_WHAT TO PRODUCE_
Render every entry verbatim.

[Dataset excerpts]
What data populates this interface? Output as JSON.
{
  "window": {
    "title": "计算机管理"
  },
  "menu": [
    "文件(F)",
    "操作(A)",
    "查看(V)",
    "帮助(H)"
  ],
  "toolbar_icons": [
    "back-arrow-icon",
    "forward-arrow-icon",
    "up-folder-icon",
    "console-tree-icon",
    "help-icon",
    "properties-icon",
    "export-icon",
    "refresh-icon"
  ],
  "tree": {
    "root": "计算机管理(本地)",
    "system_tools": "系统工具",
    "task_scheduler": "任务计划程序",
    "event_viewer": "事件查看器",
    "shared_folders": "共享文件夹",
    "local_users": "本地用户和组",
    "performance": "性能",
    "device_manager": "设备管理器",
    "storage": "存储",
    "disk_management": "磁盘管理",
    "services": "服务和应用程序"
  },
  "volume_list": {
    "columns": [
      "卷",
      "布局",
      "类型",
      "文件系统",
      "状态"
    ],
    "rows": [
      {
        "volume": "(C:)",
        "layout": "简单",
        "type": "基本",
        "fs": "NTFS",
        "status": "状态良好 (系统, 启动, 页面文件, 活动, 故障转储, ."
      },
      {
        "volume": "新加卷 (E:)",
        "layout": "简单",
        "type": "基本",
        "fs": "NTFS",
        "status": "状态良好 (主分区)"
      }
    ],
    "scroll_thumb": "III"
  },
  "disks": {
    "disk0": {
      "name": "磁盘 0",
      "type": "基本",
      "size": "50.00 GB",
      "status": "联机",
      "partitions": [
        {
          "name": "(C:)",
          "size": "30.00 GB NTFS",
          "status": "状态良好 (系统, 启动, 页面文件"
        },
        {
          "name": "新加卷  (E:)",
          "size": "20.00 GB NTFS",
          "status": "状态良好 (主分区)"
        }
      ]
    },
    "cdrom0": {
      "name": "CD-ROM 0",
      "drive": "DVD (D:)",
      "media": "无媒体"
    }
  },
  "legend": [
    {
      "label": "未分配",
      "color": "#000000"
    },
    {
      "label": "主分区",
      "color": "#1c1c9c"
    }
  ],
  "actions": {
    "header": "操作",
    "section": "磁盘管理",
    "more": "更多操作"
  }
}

_COMPLETE OUTPUT_
What data populates this interface? Output as JSON.
{
  "window": {
    "title": "计算机管理"
  },
  "menu": [
    "文件(F)",
    "操作(A)",
    "查看(V)",
    "帮助(H)"
  ],
  "toolbar_icons": [
    "back-arrow-icon",
    "forward-arrow-icon",
    "up-folder-icon",
    "console-tree-icon",
    "help-icon",
    "properties-icon",
    "export-icon",
    "refresh-icon"
  ],
  "tree": {
    "root": "计算机管理(本地)",
    "system_tools": "系统工具",
    "task_scheduler": "任务计划程序",
    "event_viewer": "事件查看器",
    "shared_folders": "共享文件夹",
    "local_users": "本地用户和组",
    "performance": "性能",
    "device_manager": "设备管理器",
    "storage": "存储",
    "disk_management": "磁盘管理",
    "services": "服务和应用程序"
  },
  "volume_list": {
    "columns": [
      "卷",
      "布局",
      "类型",
      "文件系统",
      "状态"
    ],
    "rows": [
      {
        "volume": "(C:)",
        "layout": "简单",
        "type": "基本",
        "fs": "NTFS",
        "status": "状态良好 (系统, 启动, 页面文件, 活动, 故障转储, ."
      },
      {
        "volume": "新加卷 (E:)",
        "layout": "简单",
        "type": "基本",
        "fs": "NTFS",
        "status": "状态良好 (主分区)"
      }
    ],
    "scroll_thumb": "III"
  },
  "disks": {
    "disk0": {
      "name": "磁盘 0",
      "type": "基本",
      "size": "50.00 GB",
      "status": "联机",
      "partitions": [
        {
          "name": "(C:)",
          "size": "30.00 GB NTFS",
          "status": "状态良好 (系统, 启动, 页面文件"
        },
        {
          "name": "新加卷  (E:)",
          "size": "20.00 GB NTFS",
          "status": "状态良好 (主分区)"
        }
      ]
    },
    "cdrom0": {
      "name": "CD-ROM 0",
      "drive": "DVD (D:)",
      "media": "无媒体"
    }
  },
  "legend": [
    {
      "label": "未分配",
      "color": "#000000"
    },
    {
      "label": "主分区",
      "color": "#1c1c9c"
    }
  ],
  "actions": {
    "header": "操作",
    "section": "磁盘管理",
    "more": "更多操作"
  }
}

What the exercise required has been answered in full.